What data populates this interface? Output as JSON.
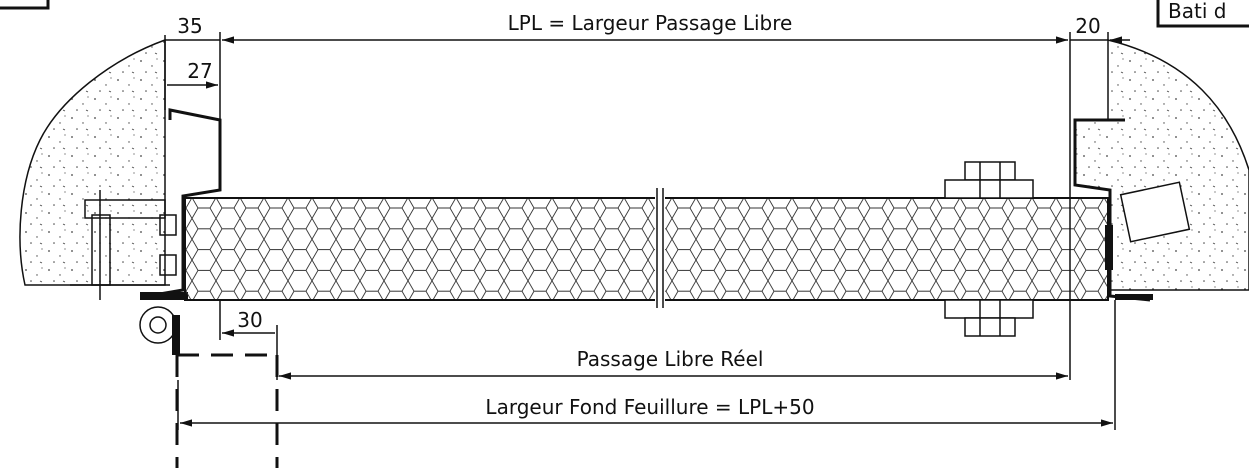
{
  "dimensions": {
    "lpl": "LPL = Largeur Passage Libre",
    "left_offset": "35",
    "right_offset": "20",
    "frame_depth": "27",
    "leaf_offset": "30",
    "real_passage": "Passage Libre Réel",
    "rebate_width": "Largeur Fond Feuillure = LPL+50"
  },
  "corner_box": "Bati d"
}
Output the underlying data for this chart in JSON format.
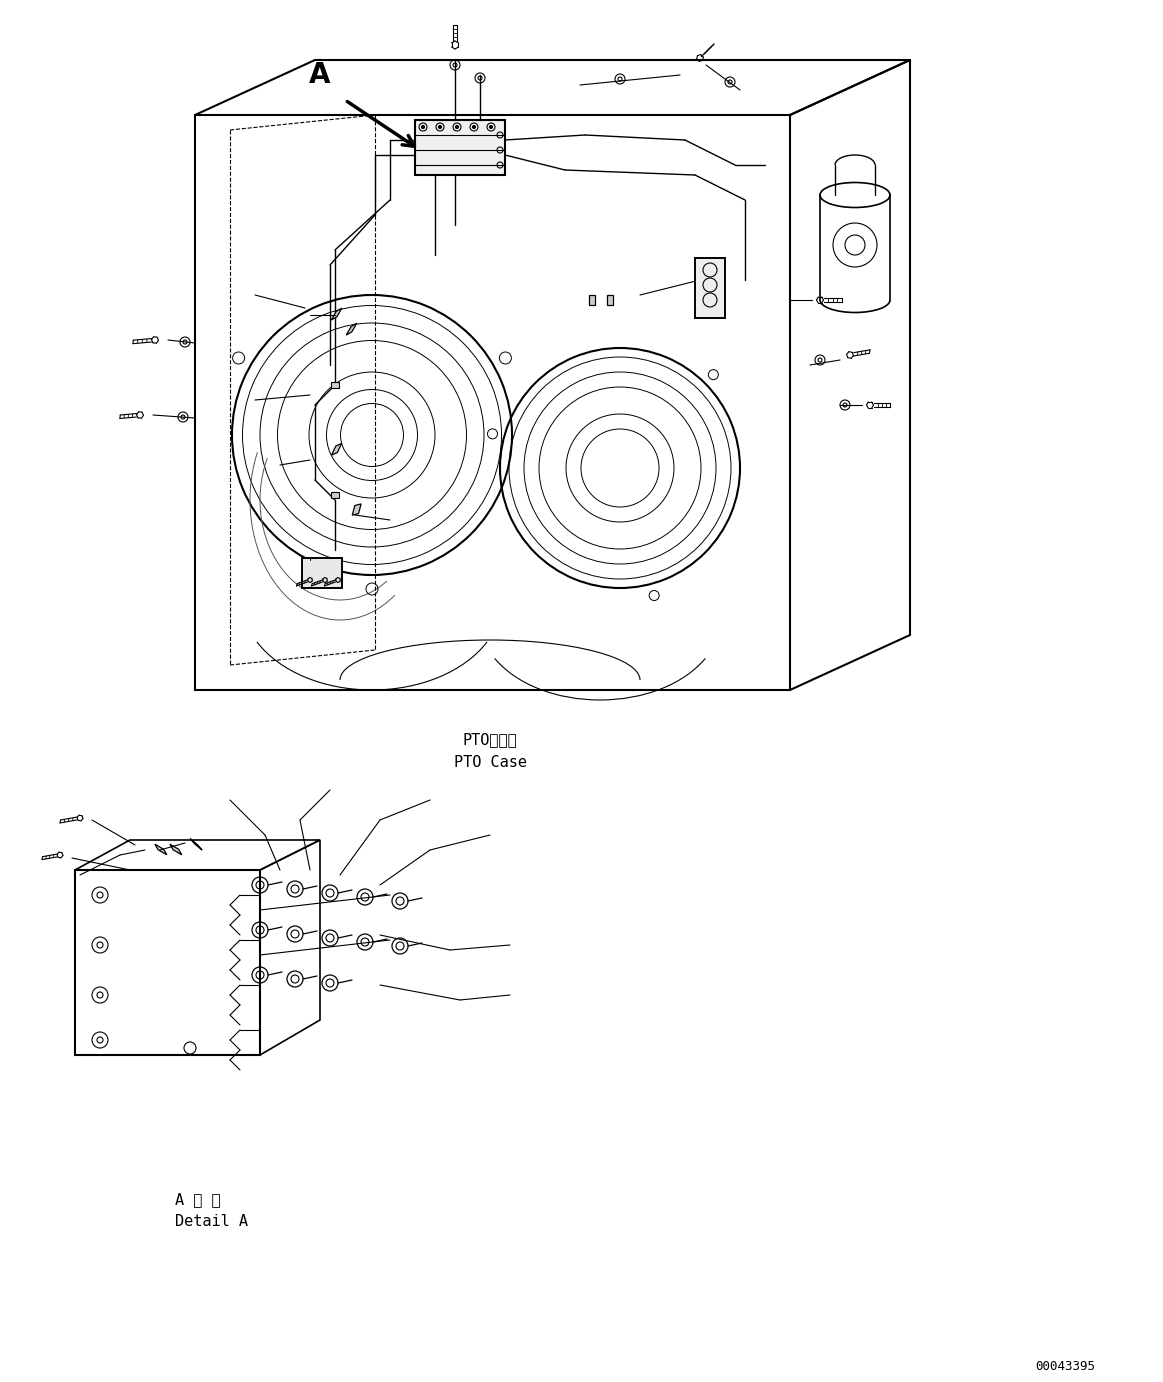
{
  "background_color": "#ffffff",
  "line_color": "#000000",
  "line_width": 1.0,
  "title_text1": "PTOケース",
  "title_text2": "PTO Case",
  "detail_text1": "A 詳 細",
  "detail_text2": "Detail A",
  "label_A": "A",
  "part_number": "00043395",
  "fig_width": 11.63,
  "fig_height": 13.82,
  "dpi": 100
}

********

• **WHAT YOU WILL DO**: Set down exactly and only the lines from the line that contains "Output the underlying" through the last line of the entries above, with both of those lines included and the pictures left out.

• **COMPLETE OUTPUT**:
Output the underlying data for this chart in JSON format.
{
  "background_color": "#ffffff",
  "line_color": "#000000",
  "line_width": 1.0,
  "title_text1": "PTOケース",
  "title_text2": "PTO Case",
  "detail_text1": "A 詳 細",
  "detail_text2": "Detail A",
  "label_A": "A",
  "part_number": "00043395",
  "fig_width": 11.63,
  "fig_height": 13.82,
  "dpi": 100
}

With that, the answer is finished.